**Aim of the exercise:** What is needed is a single figure: how many lines of the records below contain the word "VEGF".

[Excerpts from a figure dataset]

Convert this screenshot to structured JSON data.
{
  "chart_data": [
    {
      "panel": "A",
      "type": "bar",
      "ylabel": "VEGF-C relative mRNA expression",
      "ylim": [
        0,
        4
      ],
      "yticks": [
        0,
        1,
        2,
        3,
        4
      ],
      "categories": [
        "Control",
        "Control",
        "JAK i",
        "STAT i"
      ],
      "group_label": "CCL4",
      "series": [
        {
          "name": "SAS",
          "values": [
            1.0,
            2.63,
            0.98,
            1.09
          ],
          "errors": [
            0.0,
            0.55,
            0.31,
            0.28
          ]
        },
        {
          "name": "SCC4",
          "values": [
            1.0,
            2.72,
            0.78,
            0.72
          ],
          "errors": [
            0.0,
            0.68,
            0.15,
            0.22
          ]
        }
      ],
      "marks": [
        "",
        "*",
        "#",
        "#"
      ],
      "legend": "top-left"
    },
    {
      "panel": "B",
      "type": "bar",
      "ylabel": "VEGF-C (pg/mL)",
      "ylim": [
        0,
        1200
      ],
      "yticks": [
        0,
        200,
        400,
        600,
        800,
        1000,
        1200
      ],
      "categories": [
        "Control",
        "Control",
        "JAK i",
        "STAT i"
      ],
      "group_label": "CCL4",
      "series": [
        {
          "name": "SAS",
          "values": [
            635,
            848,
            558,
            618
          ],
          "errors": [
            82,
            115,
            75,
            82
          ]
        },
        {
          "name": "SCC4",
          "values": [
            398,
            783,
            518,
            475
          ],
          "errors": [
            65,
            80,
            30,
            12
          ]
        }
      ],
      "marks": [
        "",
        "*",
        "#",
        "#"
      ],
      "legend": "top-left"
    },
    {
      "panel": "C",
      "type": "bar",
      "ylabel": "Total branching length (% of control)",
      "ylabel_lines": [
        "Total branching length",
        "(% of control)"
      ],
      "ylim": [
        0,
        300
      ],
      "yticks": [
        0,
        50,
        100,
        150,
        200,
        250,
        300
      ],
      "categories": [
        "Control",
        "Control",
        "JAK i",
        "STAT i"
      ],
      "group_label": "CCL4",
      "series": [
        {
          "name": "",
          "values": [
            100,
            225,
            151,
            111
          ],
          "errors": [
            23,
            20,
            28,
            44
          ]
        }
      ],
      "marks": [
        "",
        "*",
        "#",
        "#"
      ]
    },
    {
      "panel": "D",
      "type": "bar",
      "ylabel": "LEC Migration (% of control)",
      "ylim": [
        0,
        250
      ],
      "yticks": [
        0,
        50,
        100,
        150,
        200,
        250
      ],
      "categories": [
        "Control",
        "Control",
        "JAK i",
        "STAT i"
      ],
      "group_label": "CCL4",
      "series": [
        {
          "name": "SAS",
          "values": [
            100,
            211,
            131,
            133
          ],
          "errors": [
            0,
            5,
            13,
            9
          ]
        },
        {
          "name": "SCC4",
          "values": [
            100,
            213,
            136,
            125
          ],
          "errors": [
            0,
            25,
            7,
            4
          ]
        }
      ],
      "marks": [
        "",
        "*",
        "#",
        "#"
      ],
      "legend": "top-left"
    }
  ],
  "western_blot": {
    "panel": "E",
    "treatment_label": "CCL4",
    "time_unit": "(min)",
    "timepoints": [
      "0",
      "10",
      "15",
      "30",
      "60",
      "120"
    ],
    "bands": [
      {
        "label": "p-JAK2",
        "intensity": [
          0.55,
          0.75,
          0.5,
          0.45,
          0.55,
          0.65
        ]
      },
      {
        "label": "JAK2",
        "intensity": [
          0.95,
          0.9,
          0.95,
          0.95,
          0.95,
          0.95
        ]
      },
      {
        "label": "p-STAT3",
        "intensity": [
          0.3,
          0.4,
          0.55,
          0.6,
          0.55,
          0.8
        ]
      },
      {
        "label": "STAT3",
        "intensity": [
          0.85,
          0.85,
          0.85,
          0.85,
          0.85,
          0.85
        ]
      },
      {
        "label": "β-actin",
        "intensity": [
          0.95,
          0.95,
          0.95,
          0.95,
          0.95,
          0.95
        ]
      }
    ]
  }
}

**Your response:** 2